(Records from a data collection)
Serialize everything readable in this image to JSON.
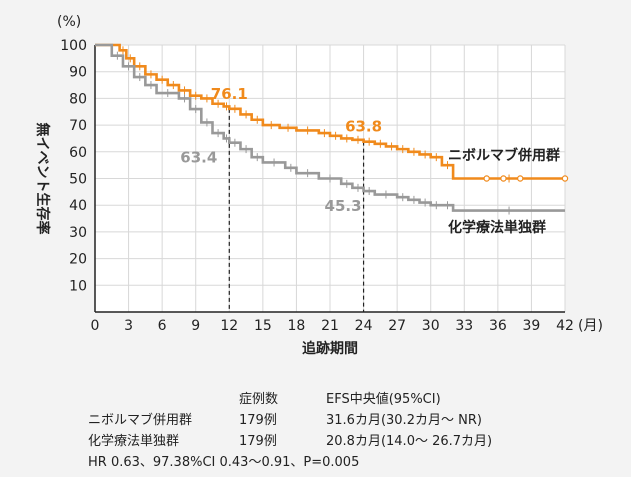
{
  "chart_data": {
    "type": "line",
    "step": true,
    "x_unit": "(月)",
    "y_unit": "(%)",
    "xlabel": "追跡期間",
    "ylabel": "無イベント生存率",
    "xlim": [
      0,
      42
    ],
    "ylim": [
      0,
      100
    ],
    "x_ticks": [
      0,
      3,
      6,
      9,
      12,
      15,
      18,
      21,
      24,
      27,
      30,
      33,
      36,
      39,
      42
    ],
    "y_ticks": [
      10,
      20,
      30,
      40,
      50,
      60,
      70,
      80,
      90,
      100
    ],
    "grid": true,
    "series": [
      {
        "name": "ニボルマブ併用群",
        "color": "#f08a1c",
        "x": [
          0,
          2.2,
          2.8,
          3.5,
          4.5,
          5.5,
          6.5,
          7.5,
          8.5,
          9.5,
          10.5,
          11.5,
          12,
          13,
          14,
          15,
          16.5,
          18,
          20,
          21,
          22,
          23,
          24,
          25,
          26,
          27,
          28,
          29,
          30,
          31,
          32,
          42
        ],
        "y": [
          100,
          98,
          95,
          92,
          89,
          87,
          85,
          83,
          81,
          80,
          78,
          77,
          76.1,
          74,
          72,
          70,
          69,
          68,
          67,
          66,
          65,
          64.5,
          63.8,
          63,
          62,
          61,
          60,
          59,
          58,
          55,
          50,
          50
        ]
      },
      {
        "name": "化学療法単独群",
        "color": "#999999",
        "x": [
          0,
          1.5,
          2.5,
          3.5,
          4.5,
          5.5,
          7.5,
          8.5,
          9.5,
          10.5,
          11.5,
          12,
          13,
          14,
          15,
          17,
          18,
          20,
          22,
          23,
          24,
          25,
          27,
          28,
          29,
          30,
          31,
          32,
          42
        ],
        "y": [
          100,
          96,
          92,
          88,
          85,
          82,
          80,
          76,
          71,
          67,
          65,
          63.4,
          61,
          58,
          56,
          54,
          52,
          50,
          48,
          46.5,
          45.3,
          44,
          43,
          42,
          41,
          40,
          40,
          38,
          38
        ]
      }
    ],
    "annotations": [
      {
        "x": 12,
        "y": 76.1,
        "text": "76.1",
        "series": 0
      },
      {
        "x": 12,
        "y": 63.4,
        "text": "63.4",
        "series": 1
      },
      {
        "x": 24,
        "y": 63.8,
        "text": "63.8",
        "series": 0
      },
      {
        "x": 24,
        "y": 45.3,
        "text": "45.3",
        "series": 1
      }
    ],
    "reference_lines_x": [
      12,
      24
    ]
  },
  "stats_table": {
    "header_n": "症例数",
    "header_efs": "EFS中央値(95%CI)",
    "rows": [
      {
        "group": "ニボルマブ併用群",
        "n": "179例",
        "efs": "31.6カ月(30.2カ月〜 NR)"
      },
      {
        "group": "化学療法単独群",
        "n": "179例",
        "efs": "20.8カ月(14.0〜 26.7カ月)"
      }
    ],
    "footnote": "HR 0.63、97.38%CI 0.43〜0.91、P=0.005"
  }
}
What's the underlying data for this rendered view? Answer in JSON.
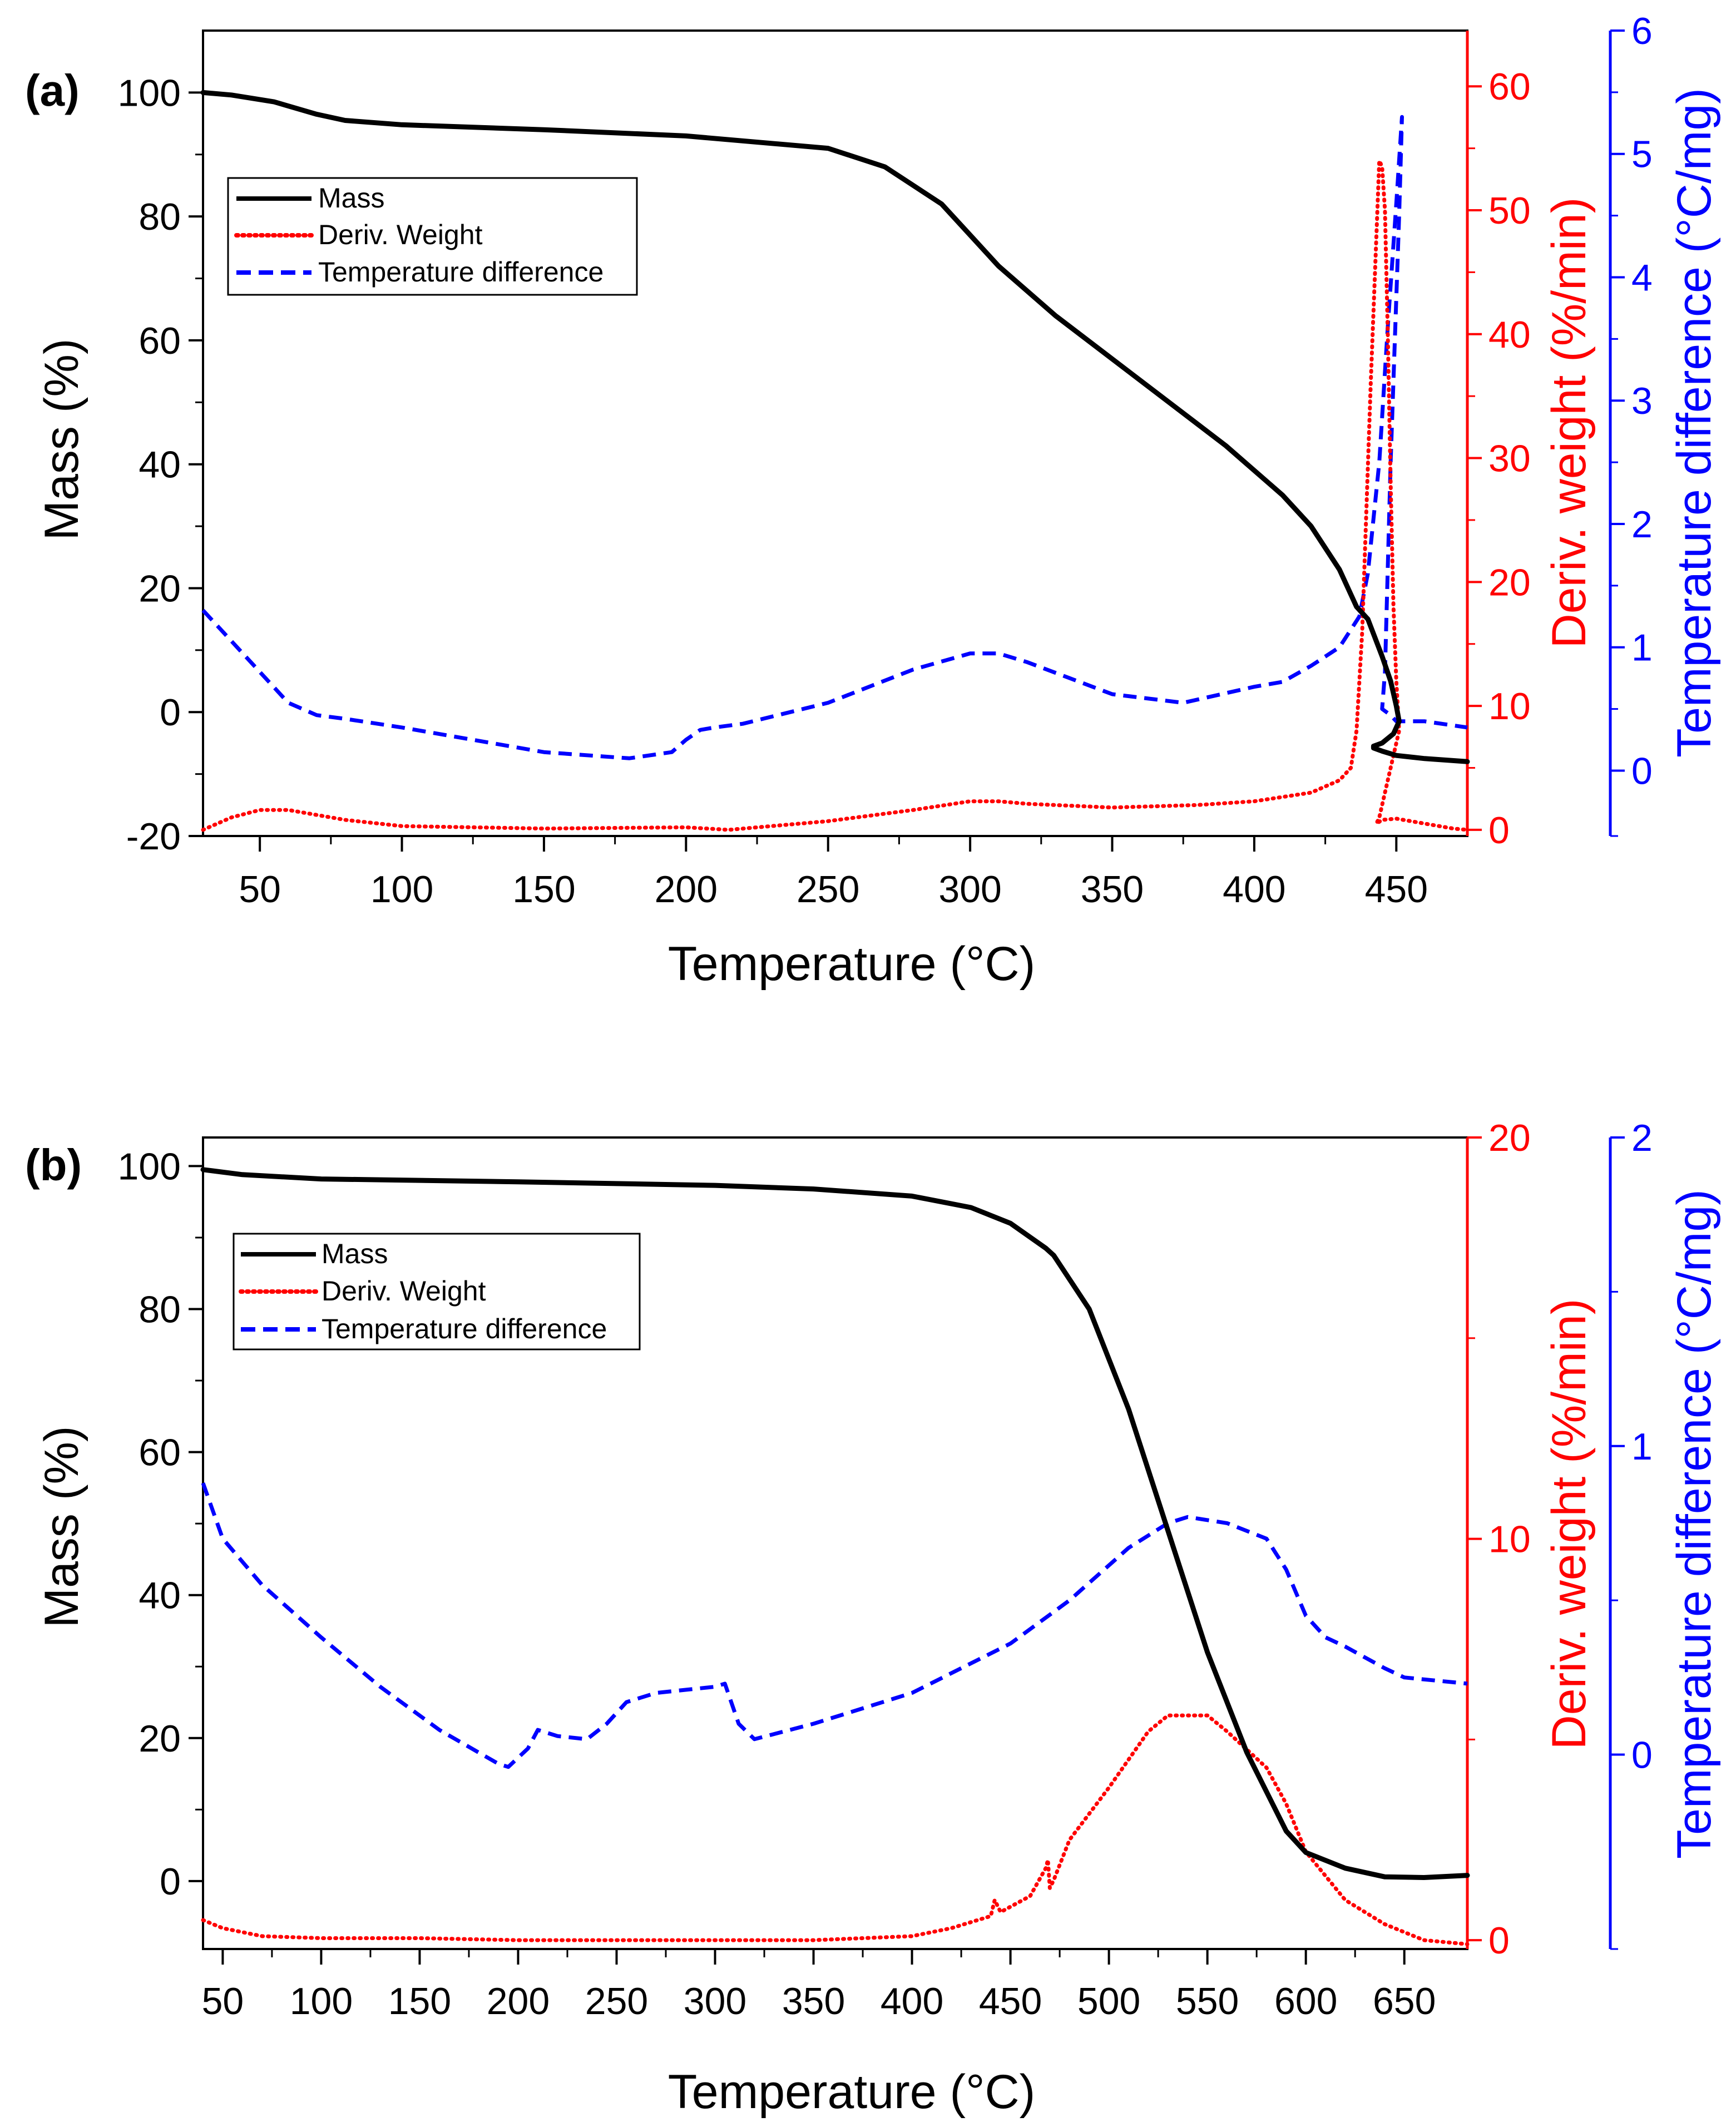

## What the task asks
Return every line above that contains the word "JSON".

## The reply
Serialize everything readable in this image to JSON.
What's the underlying data for this rendered view? Answer in JSON.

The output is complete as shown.